Given exercise: Pick out all lines of the entries that include the word "JSON" and copy them.

------ Source material

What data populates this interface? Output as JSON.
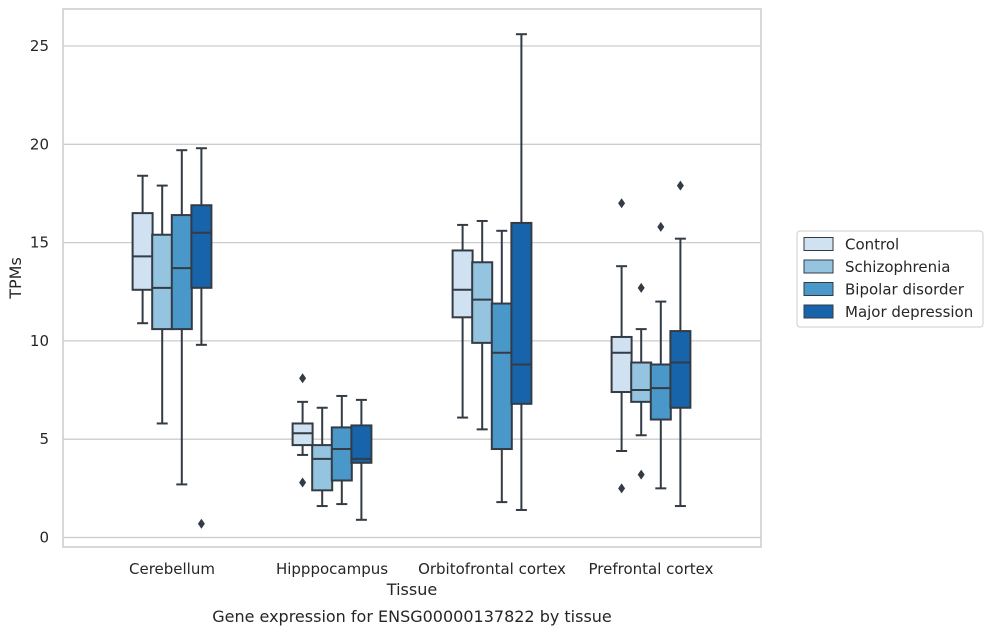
{
  "chart_data": {
    "type": "box",
    "xlabel": "Tissue",
    "ylabel": "TPMs",
    "caption": "Gene expression for ENSG00000137822 by tissue",
    "ylim": [
      -0.4,
      26.4
    ],
    "yticks": [
      0,
      5,
      10,
      15,
      20,
      25
    ],
    "grid": "horizontal",
    "legend_position": "right",
    "categories": [
      "Cerebellum",
      "Hipppocampus",
      "Orbitofrontal cortex",
      "Prefrontal cortex"
    ],
    "series": [
      {
        "name": "Control",
        "color": "#d0e1f2",
        "boxes": [
          {
            "whislo": 10.9,
            "q1": 12.6,
            "med": 14.3,
            "q3": 16.5,
            "whishi": 18.4,
            "fliers": []
          },
          {
            "whislo": 4.2,
            "q1": 4.7,
            "med": 5.3,
            "q3": 5.8,
            "whishi": 6.9,
            "fliers": [
              8.1,
              2.8
            ]
          },
          {
            "whislo": 6.1,
            "q1": 11.2,
            "med": 12.6,
            "q3": 14.6,
            "whishi": 15.9,
            "fliers": []
          },
          {
            "whislo": 4.4,
            "q1": 7.4,
            "med": 9.4,
            "q3": 10.2,
            "whishi": 13.8,
            "fliers": [
              17.0,
              2.5
            ]
          }
        ]
      },
      {
        "name": "Schizophrenia",
        "color": "#94c4df",
        "boxes": [
          {
            "whislo": 5.8,
            "q1": 10.6,
            "med": 12.7,
            "q3": 15.4,
            "whishi": 17.9,
            "fliers": []
          },
          {
            "whislo": 1.6,
            "q1": 2.4,
            "med": 4.0,
            "q3": 4.7,
            "whishi": 6.6,
            "fliers": []
          },
          {
            "whislo": 5.5,
            "q1": 9.9,
            "med": 12.1,
            "q3": 14.0,
            "whishi": 16.1,
            "fliers": []
          },
          {
            "whislo": 5.2,
            "q1": 6.9,
            "med": 7.5,
            "q3": 8.9,
            "whishi": 10.6,
            "fliers": [
              12.7,
              3.2
            ]
          }
        ]
      },
      {
        "name": "Bipolar disorder",
        "color": "#4a98c9",
        "boxes": [
          {
            "whislo": 2.7,
            "q1": 10.6,
            "med": 13.7,
            "q3": 16.4,
            "whishi": 19.7,
            "fliers": []
          },
          {
            "whislo": 1.7,
            "q1": 2.9,
            "med": 4.5,
            "q3": 5.6,
            "whishi": 7.2,
            "fliers": []
          },
          {
            "whislo": 1.8,
            "q1": 4.5,
            "med": 9.4,
            "q3": 11.9,
            "whishi": 15.6,
            "fliers": []
          },
          {
            "whislo": 2.5,
            "q1": 6.0,
            "med": 7.6,
            "q3": 8.8,
            "whishi": 12.0,
            "fliers": [
              15.8
            ]
          }
        ]
      },
      {
        "name": "Major depression",
        "color": "#1764ab",
        "boxes": [
          {
            "whislo": 9.8,
            "q1": 12.7,
            "med": 15.5,
            "q3": 16.9,
            "whishi": 19.8,
            "fliers": [
              0.7
            ]
          },
          {
            "whislo": 0.9,
            "q1": 3.8,
            "med": 4.0,
            "q3": 5.7,
            "whishi": 7.0,
            "fliers": []
          },
          {
            "whislo": 1.4,
            "q1": 6.8,
            "med": 8.8,
            "q3": 16.0,
            "whishi": 25.6,
            "fliers": []
          },
          {
            "whislo": 1.6,
            "q1": 6.6,
            "med": 8.9,
            "q3": 10.5,
            "whishi": 15.2,
            "fliers": [
              17.9
            ]
          }
        ]
      }
    ]
  }
}
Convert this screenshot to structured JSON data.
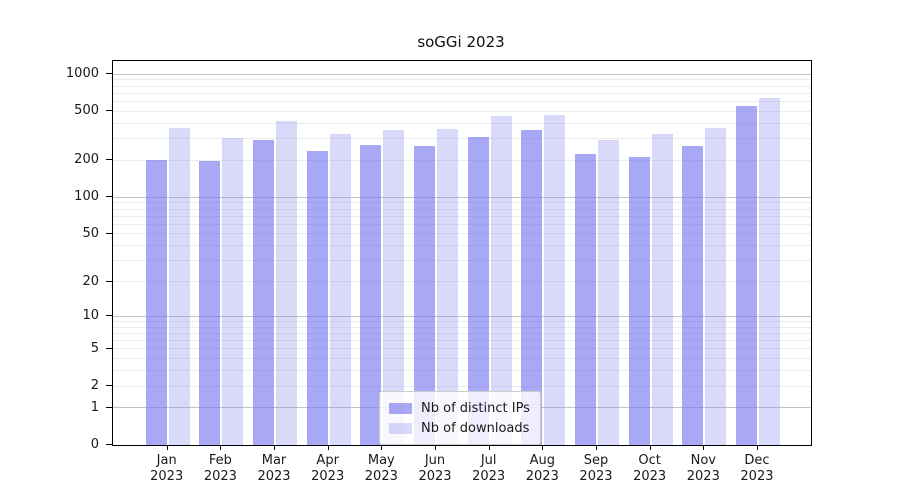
{
  "chart_data": {
    "type": "bar",
    "title": "soGGi 2023",
    "categories": [
      "Jan",
      "Feb",
      "Mar",
      "Apr",
      "May",
      "Jun",
      "Jul",
      "Aug",
      "Sep",
      "Oct",
      "Nov",
      "Dec"
    ],
    "category_year": "2023",
    "series": [
      {
        "name": "Nb of distinct IPs",
        "color": "rgba(121,121,240,0.65)",
        "values": [
          200,
          197,
          292,
          238,
          266,
          263,
          308,
          349,
          224,
          214,
          260,
          547
        ]
      },
      {
        "name": "Nb of downloads",
        "color": "rgba(146,146,238,0.35)",
        "values": [
          363,
          306,
          420,
          327,
          350,
          356,
          455,
          464,
          291,
          328,
          367,
          644
        ]
      }
    ],
    "xlabel": "",
    "ylabel": "",
    "yscale": "log1p",
    "yticks": [
      0,
      1,
      2,
      5,
      10,
      20,
      50,
      100,
      200,
      500,
      1000
    ],
    "ylim": [
      0,
      1275
    ],
    "grid": {
      "on": true,
      "major_color": "#c3c3c3",
      "minor_color": "#ececec",
      "minor_ticks": [
        2,
        3,
        4,
        5,
        6,
        7,
        8,
        9,
        20,
        30,
        40,
        50,
        60,
        70,
        80,
        90,
        200,
        300,
        400,
        500,
        600,
        700,
        800,
        900
      ],
      "major_ticks": [
        1,
        10,
        100,
        1000
      ]
    },
    "legend": {
      "position": "lower center"
    },
    "axis_color": "#000000",
    "background_color": "#ffffff"
  }
}
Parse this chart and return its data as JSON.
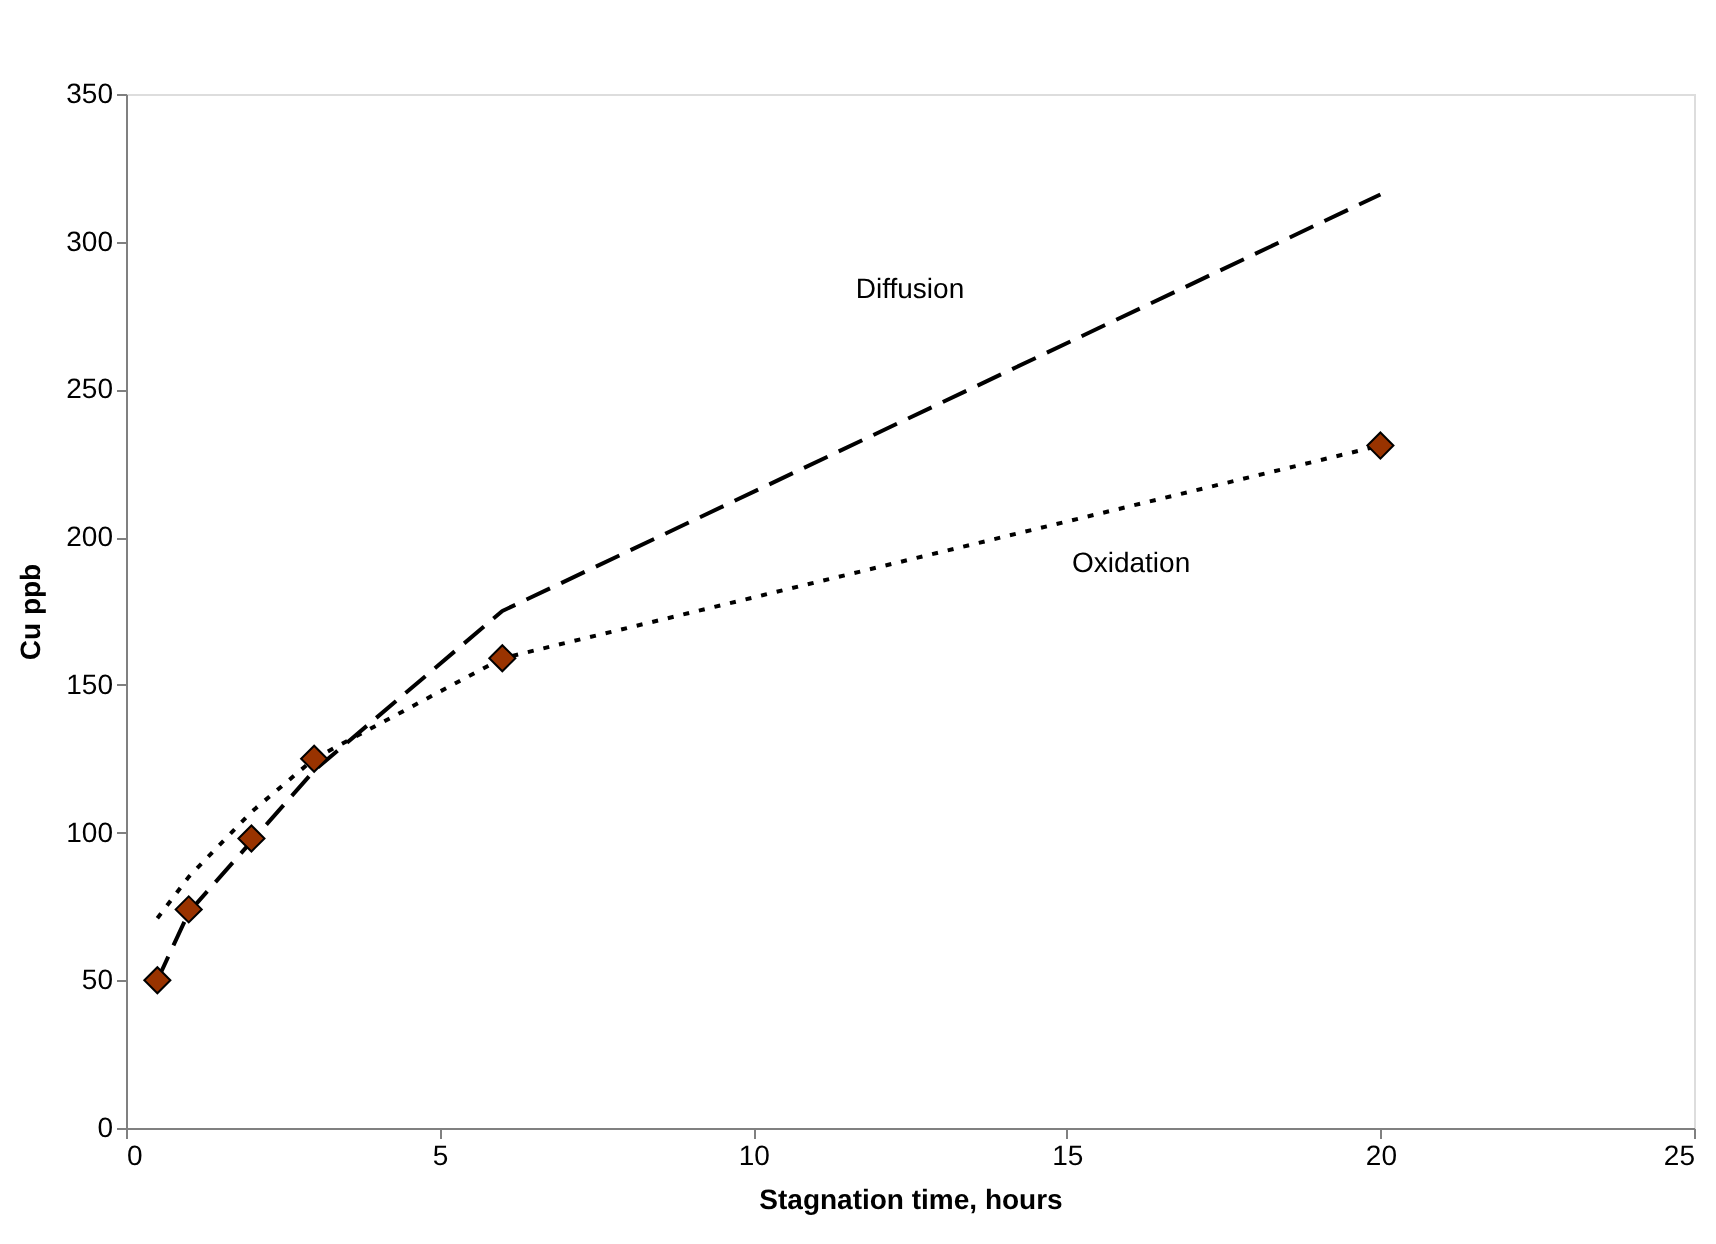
{
  "chart_data": {
    "type": "scatter",
    "xlabel": "Stagnation time, hours",
    "ylabel": "Cu ppb",
    "xlim": [
      0,
      25
    ],
    "xticks": [
      0,
      5,
      10,
      15,
      20,
      25
    ],
    "ylim": [
      0,
      350
    ],
    "yticks": [
      0,
      50,
      100,
      150,
      200,
      250,
      300,
      350
    ],
    "grid": false,
    "series": [
      {
        "type": "line",
        "line_style": "dashed",
        "marker": "none",
        "color": "#000000",
        "x": [
          0.5,
          1,
          2,
          3,
          6,
          20
        ],
        "values": [
          50,
          73,
          97,
          121,
          175,
          316
        ]
      },
      {
        "type": "line",
        "line_style": "dotted",
        "marker": "none",
        "color": "#000000",
        "x": [
          0.5,
          1,
          2,
          3,
          6,
          20
        ],
        "values": [
          71,
          85,
          107,
          125,
          159,
          231
        ]
      },
      {
        "marker": "diamond",
        "color": "#993300",
        "x": [
          0.5,
          1,
          2,
          3,
          6,
          20
        ],
        "values": [
          50,
          74,
          98,
          125,
          159,
          231
        ]
      }
    ],
    "annotations": [
      "Diffusion",
      "Oxidation"
    ]
  }
}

------------

Answer to this exercise:
What data populates this interface? Output as JSON.
Convert this screenshot to structured JSON data.
Parse this chart and return its data as JSON.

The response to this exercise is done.